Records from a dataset
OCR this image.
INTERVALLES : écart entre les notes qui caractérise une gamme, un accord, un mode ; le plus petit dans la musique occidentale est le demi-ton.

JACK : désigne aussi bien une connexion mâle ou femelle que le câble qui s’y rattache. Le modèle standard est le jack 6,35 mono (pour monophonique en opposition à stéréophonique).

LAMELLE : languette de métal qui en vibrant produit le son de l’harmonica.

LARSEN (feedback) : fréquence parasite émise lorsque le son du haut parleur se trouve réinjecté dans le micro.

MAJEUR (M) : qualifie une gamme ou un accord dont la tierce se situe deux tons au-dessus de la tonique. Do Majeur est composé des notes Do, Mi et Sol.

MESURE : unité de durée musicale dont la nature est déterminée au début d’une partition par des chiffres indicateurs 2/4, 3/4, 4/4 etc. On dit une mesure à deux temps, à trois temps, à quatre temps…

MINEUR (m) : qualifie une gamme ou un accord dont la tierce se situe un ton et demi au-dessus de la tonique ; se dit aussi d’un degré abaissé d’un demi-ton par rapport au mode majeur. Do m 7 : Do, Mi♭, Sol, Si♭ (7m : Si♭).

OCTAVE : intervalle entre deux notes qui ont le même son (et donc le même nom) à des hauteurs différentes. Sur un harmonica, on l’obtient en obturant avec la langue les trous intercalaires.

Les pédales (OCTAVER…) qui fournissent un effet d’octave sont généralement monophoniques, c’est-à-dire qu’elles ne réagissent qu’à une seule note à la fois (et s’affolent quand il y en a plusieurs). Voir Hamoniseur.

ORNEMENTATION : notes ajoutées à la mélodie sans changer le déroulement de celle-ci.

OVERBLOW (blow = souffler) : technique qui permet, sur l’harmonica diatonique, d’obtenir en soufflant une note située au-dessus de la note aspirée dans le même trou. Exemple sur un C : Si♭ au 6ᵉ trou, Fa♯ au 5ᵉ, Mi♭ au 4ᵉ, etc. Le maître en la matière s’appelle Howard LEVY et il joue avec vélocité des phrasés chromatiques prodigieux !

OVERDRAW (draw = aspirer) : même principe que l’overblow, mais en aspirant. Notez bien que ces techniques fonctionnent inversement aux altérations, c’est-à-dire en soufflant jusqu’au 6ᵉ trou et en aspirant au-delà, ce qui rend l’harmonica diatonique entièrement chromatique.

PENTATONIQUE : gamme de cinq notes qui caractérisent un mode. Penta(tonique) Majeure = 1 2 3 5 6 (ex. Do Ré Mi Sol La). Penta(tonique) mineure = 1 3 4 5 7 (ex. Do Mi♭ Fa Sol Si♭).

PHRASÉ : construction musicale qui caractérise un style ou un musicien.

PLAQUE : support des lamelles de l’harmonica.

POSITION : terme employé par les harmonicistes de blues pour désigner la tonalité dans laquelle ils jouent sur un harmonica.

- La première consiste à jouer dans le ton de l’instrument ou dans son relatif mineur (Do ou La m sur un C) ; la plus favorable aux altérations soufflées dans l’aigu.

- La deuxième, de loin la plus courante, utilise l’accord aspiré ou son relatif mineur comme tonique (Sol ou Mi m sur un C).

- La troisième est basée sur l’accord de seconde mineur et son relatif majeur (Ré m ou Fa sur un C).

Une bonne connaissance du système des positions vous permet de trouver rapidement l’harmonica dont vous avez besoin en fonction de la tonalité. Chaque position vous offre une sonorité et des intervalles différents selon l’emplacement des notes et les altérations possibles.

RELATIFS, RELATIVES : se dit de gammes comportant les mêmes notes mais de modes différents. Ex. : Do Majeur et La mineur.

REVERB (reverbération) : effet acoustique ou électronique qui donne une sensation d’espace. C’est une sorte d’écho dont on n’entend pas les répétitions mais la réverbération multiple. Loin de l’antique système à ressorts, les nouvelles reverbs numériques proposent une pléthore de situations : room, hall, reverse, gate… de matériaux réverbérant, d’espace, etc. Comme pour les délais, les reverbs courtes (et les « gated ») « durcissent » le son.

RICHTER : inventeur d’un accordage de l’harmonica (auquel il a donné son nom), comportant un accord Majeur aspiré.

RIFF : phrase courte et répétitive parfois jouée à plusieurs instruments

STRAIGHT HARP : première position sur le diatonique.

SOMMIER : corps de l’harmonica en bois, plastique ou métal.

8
* * *
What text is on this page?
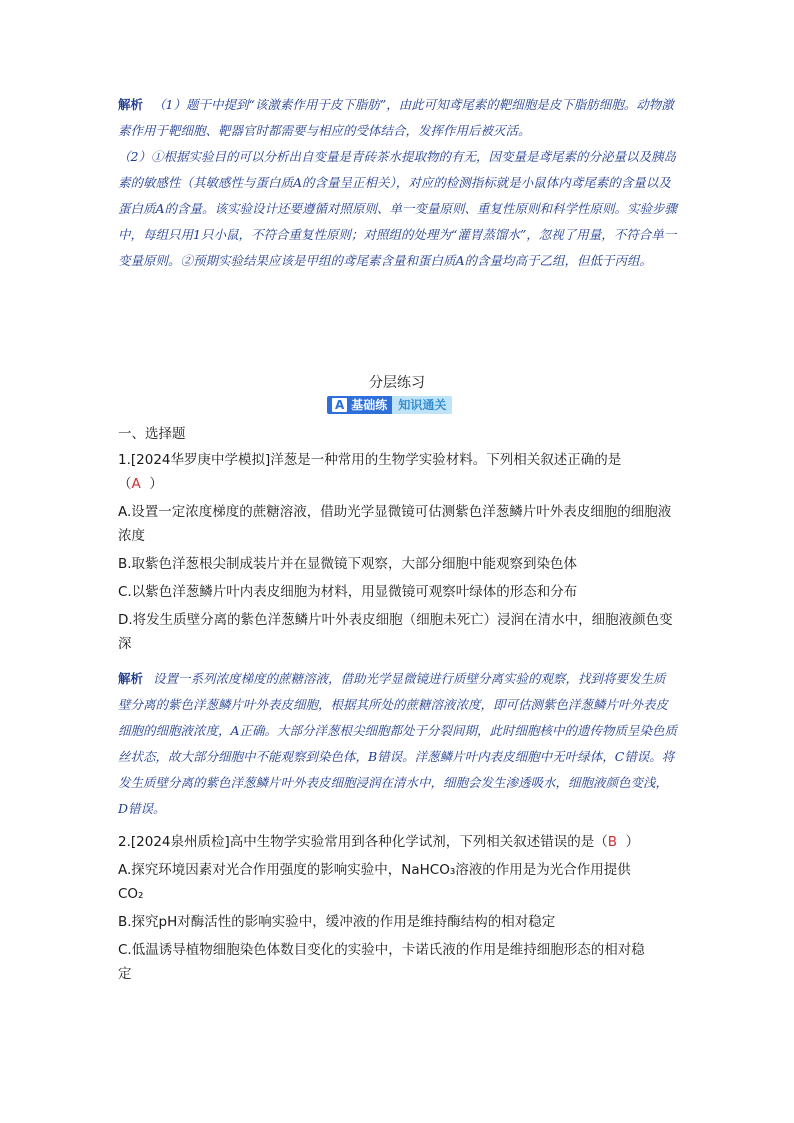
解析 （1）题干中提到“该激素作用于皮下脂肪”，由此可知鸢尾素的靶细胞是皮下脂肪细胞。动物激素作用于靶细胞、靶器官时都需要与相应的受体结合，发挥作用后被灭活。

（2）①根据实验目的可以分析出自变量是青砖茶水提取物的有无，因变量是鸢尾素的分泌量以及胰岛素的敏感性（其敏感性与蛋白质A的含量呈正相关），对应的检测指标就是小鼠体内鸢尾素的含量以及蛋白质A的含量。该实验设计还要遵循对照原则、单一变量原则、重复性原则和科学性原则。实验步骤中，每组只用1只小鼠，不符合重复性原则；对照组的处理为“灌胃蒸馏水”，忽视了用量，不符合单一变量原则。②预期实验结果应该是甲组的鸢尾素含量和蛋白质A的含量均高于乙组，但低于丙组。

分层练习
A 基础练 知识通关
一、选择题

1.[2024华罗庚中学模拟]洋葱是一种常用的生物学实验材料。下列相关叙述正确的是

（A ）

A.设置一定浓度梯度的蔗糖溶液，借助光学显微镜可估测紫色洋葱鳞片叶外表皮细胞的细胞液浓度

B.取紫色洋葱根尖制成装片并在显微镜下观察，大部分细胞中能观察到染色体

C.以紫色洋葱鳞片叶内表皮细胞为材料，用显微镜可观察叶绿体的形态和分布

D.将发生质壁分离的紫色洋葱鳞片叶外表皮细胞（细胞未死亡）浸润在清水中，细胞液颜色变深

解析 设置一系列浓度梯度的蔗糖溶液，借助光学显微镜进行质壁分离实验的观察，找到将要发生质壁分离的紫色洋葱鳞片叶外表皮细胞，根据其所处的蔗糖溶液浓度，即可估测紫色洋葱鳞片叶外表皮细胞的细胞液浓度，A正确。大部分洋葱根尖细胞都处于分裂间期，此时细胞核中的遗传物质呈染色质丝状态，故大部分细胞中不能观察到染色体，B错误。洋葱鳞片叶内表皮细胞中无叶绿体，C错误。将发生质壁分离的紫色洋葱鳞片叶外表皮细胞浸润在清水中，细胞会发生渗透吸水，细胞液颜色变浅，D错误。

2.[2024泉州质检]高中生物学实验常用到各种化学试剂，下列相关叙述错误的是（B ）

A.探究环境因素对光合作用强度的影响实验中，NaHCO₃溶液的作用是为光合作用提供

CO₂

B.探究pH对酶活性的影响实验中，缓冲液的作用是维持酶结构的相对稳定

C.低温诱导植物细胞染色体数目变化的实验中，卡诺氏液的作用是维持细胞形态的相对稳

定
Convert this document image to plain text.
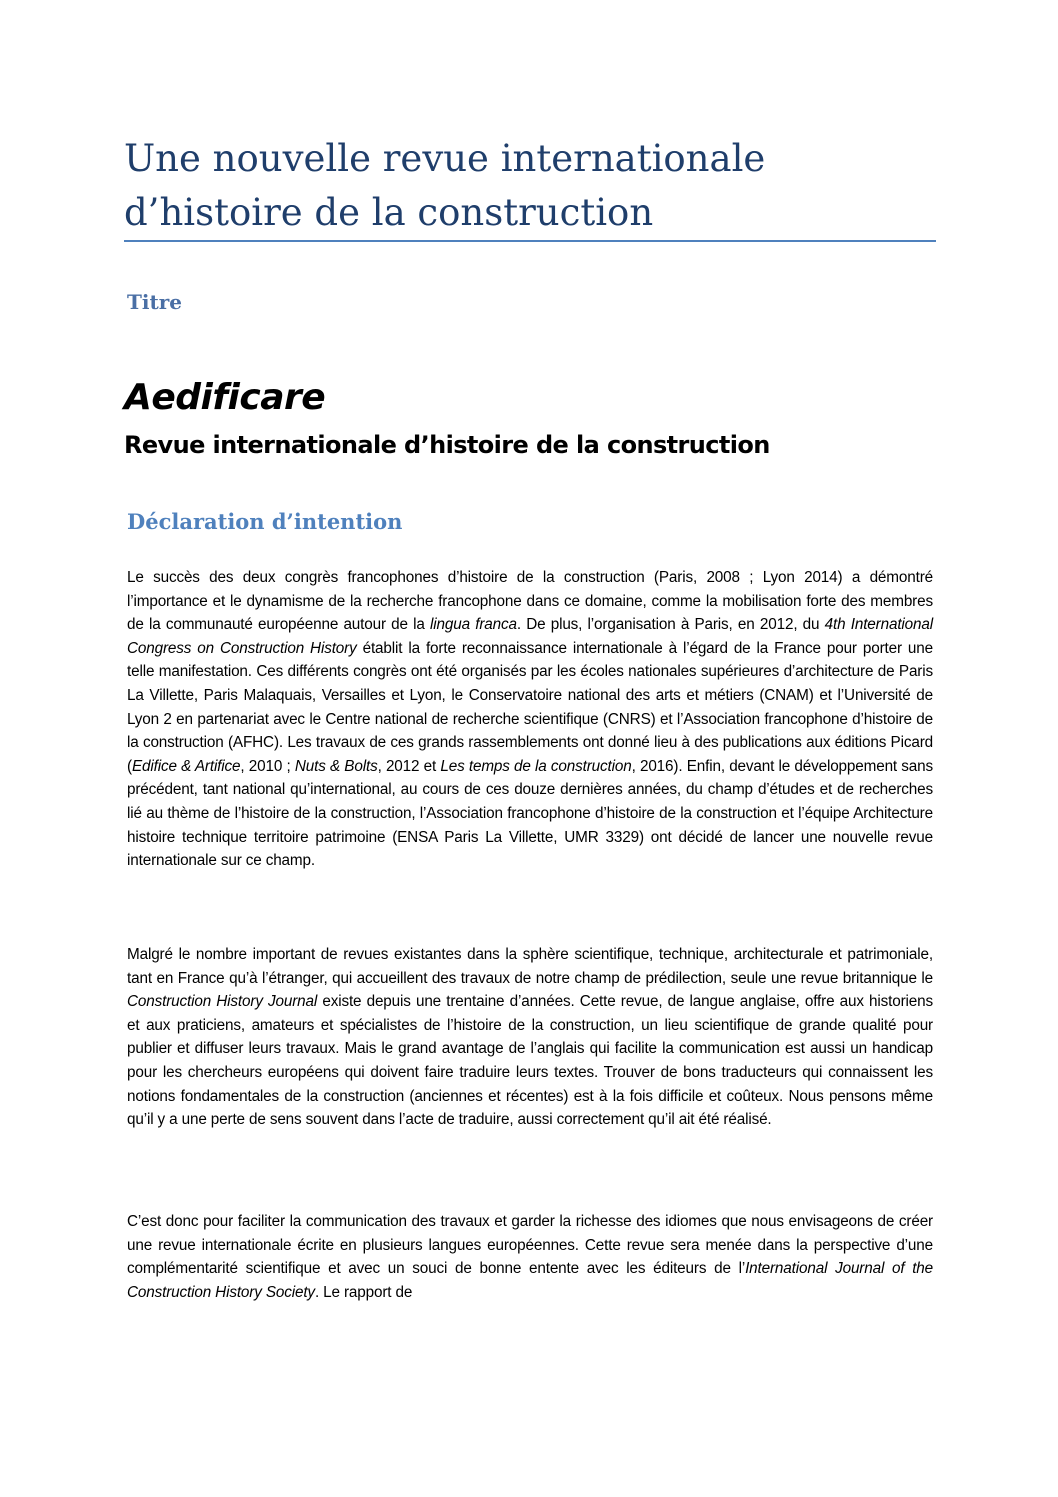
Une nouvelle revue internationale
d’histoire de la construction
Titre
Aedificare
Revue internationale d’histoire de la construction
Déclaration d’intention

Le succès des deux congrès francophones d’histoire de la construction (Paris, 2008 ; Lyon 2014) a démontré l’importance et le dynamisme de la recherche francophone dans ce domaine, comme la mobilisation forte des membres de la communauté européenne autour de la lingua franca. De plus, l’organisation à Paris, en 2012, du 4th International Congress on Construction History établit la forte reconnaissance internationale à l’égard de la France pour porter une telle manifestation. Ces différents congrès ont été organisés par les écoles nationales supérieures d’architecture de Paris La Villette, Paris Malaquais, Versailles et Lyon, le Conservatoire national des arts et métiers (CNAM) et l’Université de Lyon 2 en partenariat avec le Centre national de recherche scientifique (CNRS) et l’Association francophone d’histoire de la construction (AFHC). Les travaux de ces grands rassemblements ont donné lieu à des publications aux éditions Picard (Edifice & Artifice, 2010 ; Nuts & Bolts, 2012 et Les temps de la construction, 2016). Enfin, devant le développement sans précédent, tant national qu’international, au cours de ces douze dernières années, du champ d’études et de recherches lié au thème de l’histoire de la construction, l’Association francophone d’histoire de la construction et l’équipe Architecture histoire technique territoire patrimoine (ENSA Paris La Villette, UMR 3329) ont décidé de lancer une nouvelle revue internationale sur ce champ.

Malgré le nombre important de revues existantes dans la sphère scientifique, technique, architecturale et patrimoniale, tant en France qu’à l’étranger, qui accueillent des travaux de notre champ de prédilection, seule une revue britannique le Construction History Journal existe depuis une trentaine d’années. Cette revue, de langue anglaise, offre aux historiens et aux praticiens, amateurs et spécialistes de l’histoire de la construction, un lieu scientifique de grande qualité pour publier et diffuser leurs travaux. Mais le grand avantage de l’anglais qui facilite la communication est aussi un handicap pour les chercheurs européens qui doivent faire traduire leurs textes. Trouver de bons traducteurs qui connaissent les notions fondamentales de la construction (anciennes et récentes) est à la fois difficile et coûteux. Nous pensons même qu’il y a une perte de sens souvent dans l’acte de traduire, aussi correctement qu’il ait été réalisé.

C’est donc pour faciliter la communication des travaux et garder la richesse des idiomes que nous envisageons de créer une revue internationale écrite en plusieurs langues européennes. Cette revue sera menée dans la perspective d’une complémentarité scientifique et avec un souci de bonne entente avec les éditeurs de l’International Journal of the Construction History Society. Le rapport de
---
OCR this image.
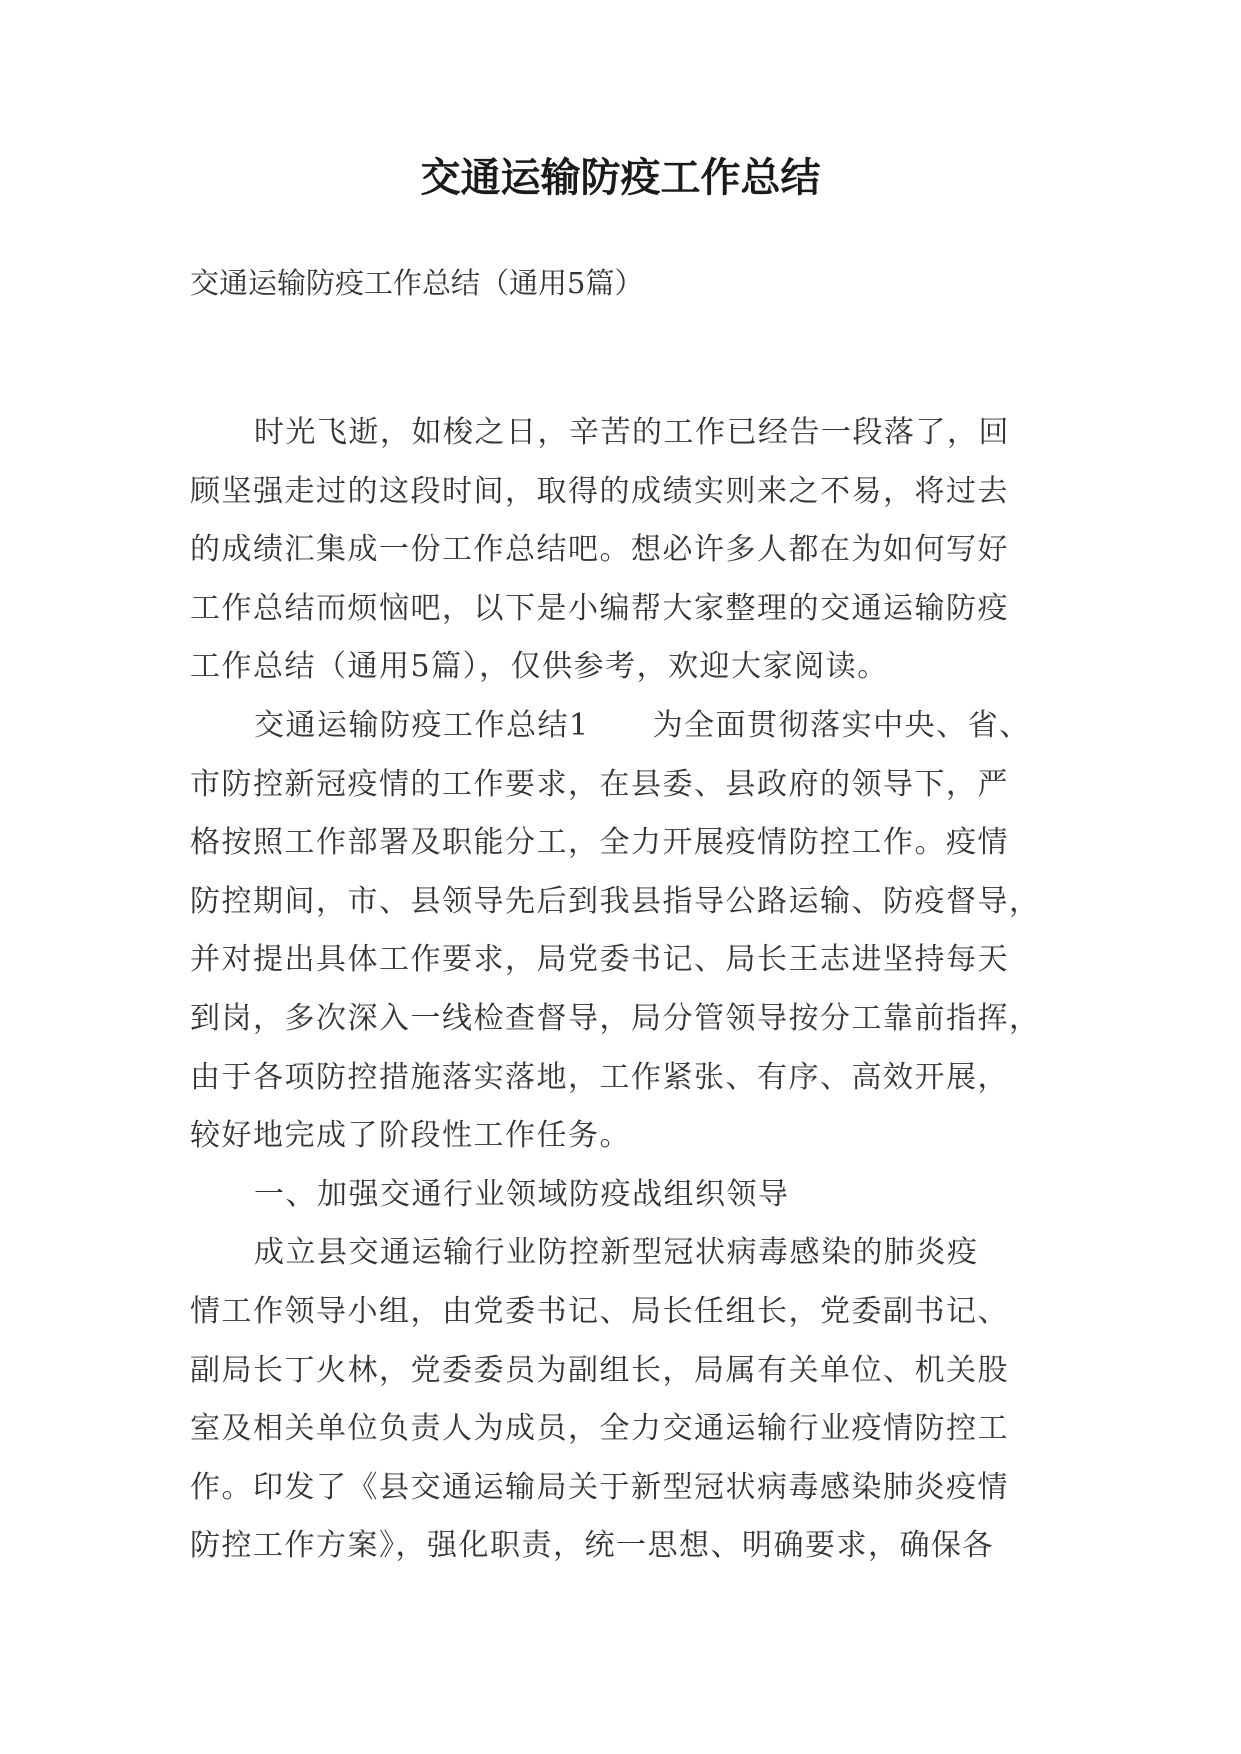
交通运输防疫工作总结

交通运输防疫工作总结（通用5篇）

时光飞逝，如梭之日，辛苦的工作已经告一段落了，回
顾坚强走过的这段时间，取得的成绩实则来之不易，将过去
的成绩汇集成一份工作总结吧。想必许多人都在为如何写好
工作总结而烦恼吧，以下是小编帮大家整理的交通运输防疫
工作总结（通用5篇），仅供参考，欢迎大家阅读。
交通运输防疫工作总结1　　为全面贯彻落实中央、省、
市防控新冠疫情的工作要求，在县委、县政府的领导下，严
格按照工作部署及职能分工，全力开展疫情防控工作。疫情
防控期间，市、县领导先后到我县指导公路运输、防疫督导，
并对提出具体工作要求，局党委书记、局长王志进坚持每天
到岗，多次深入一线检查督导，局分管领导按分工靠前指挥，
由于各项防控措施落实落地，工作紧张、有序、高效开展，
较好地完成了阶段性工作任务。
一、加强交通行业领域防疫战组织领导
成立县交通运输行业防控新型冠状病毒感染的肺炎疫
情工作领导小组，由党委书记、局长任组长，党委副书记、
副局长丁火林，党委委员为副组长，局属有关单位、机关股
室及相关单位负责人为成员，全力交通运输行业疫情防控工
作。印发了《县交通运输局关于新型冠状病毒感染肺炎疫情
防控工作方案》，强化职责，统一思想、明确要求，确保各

- _GIVEN EXERCISE_
Search the lines above for the string "altérations", then show every one that has it.

- _REPLY TO THE EXERCISE_
OVERDRAW (draw = aspirer) : même principe que l’overblow, mais en aspirant. Notez bien que ces techniques fonctionnent inversement aux altérations, c’est-à-dire en soufflant jusqu’au 6ᵉ trou et en aspirant au-delà, ce qui rend l’harmonica diatonique entièrement chromatique.
- La première consiste à jouer dans le ton de l’instrument ou dans son relatif mineur (Do ou La m sur un C) ; la plus favorable aux altérations soufflées dans l’aigu.
Une bonne connaissance du système des positions vous permet de trouver rapidement l’harmonica dont vous avez besoin en fonction de la tonalité. Chaque position vous offre une sonorité et des intervalles différents selon l’emplacement des notes et les altérations possibles.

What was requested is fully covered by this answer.